::: The data

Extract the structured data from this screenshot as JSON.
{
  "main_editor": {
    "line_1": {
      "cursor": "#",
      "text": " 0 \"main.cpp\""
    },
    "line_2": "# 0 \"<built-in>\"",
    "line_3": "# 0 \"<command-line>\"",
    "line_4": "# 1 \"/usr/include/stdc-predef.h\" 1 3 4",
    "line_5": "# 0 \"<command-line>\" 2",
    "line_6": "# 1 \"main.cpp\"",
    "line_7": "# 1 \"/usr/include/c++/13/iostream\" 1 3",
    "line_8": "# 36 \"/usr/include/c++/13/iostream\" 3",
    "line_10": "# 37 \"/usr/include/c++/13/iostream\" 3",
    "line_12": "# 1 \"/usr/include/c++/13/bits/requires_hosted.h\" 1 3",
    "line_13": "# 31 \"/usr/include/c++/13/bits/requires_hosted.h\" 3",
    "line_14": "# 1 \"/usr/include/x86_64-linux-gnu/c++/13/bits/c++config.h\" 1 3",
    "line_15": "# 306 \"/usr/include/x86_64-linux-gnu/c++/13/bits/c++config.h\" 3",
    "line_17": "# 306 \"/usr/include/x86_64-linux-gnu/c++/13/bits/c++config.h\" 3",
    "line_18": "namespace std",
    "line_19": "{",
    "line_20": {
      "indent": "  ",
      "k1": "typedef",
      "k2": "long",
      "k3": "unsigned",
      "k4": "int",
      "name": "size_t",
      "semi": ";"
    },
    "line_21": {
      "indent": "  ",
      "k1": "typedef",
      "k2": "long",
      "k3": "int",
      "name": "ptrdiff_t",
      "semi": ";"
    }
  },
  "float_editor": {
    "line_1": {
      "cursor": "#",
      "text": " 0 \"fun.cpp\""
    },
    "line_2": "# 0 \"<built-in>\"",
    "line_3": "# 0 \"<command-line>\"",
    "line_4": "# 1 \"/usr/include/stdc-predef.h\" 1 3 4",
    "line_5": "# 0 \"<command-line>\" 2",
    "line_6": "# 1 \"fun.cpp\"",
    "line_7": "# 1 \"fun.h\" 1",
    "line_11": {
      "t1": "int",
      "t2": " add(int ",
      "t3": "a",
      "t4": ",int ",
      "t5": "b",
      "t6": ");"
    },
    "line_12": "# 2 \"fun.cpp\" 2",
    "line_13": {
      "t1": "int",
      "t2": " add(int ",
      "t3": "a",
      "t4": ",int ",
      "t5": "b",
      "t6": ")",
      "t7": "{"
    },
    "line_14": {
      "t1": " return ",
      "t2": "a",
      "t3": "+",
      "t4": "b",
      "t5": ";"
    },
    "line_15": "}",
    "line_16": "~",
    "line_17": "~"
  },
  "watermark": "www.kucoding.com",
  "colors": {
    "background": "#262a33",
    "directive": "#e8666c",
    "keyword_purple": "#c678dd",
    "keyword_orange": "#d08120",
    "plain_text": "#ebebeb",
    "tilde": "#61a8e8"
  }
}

::::::

_Task brief_. Extract every entry above as it appears.

_Task result_.
Extract the structured data from this screenshot as JSON.
{
  "main_editor": {
    "line_1": {
      "cursor": "#",
      "text": " 0 \"main.cpp\""
    },
    "line_2": "# 0 \"<built-in>\"",
    "line_3": "# 0 \"<command-line>\"",
    "line_4": "# 1 \"/usr/include/stdc-predef.h\" 1 3 4",
    "line_5": "# 0 \"<command-line>\" 2",
    "line_6": "# 1 \"main.cpp\"",
    "line_7": "# 1 \"/usr/include/c++/13/iostream\" 1 3",
    "line_8": "# 36 \"/usr/include/c++/13/iostream\" 3",
    "line_10": "# 37 \"/usr/include/c++/13/iostream\" 3",
    "line_12": "# 1 \"/usr/include/c++/13/bits/requires_hosted.h\" 1 3",
    "line_13": "# 31 \"/usr/include/c++/13/bits/requires_hosted.h\" 3",
    "line_14": "# 1 \"/usr/include/x86_64-linux-gnu/c++/13/bits/c++config.h\" 1 3",
    "line_15": "# 306 \"/usr/include/x86_64-linux-gnu/c++/13/bits/c++config.h\" 3",
    "line_17": "# 306 \"/usr/include/x86_64-linux-gnu/c++/13/bits/c++config.h\" 3",
    "line_18": "namespace std",
    "line_19": "{",
    "line_20": {
      "indent": "  ",
      "k1": "typedef",
      "k2": "long",
      "k3": "unsigned",
      "k4": "int",
      "name": "size_t",
      "semi": ";"
    },
    "line_21": {
      "indent": "  ",
      "k1": "typedef",
      "k2": "long",
      "k3": "int",
      "name": "ptrdiff_t",
      "semi": ";"
    }
  },
  "float_editor": {
    "line_1": {
      "cursor": "#",
      "text": " 0 \"fun.cpp\""
    },
    "line_2": "# 0 \"<built-in>\"",
    "line_3": "# 0 \"<command-line>\"",
    "line_4": "# 1 \"/usr/include/stdc-predef.h\" 1 3 4",
    "line_5": "# 0 \"<command-line>\" 2",
    "line_6": "# 1 \"fun.cpp\"",
    "line_7": "# 1 \"fun.h\" 1",
    "line_11": {
      "t1": "int",
      "t2": " add(int ",
      "t3": "a",
      "t4": ",int ",
      "t5": "b",
      "t6": ");"
    },
    "line_12": "# 2 \"fun.cpp\" 2",
    "line_13": {
      "t1": "int",
      "t2": " add(int ",
      "t3": "a",
      "t4": ",int ",
      "t5": "b",
      "t6": ")",
      "t7": "{"
    },
    "line_14": {
      "t1": " return ",
      "t2": "a",
      "t3": "+",
      "t4": "b",
      "t5": ";"
    },
    "line_15": "}",
    "line_16": "~",
    "line_17": "~"
  },
  "watermark": "www.kucoding.com",
  "colors": {
    "background": "#262a33",
    "directive": "#e8666c",
    "keyword_purple": "#c678dd",
    "keyword_orange": "#d08120",
    "plain_text": "#ebebeb",
    "tilde": "#61a8e8"
  }
}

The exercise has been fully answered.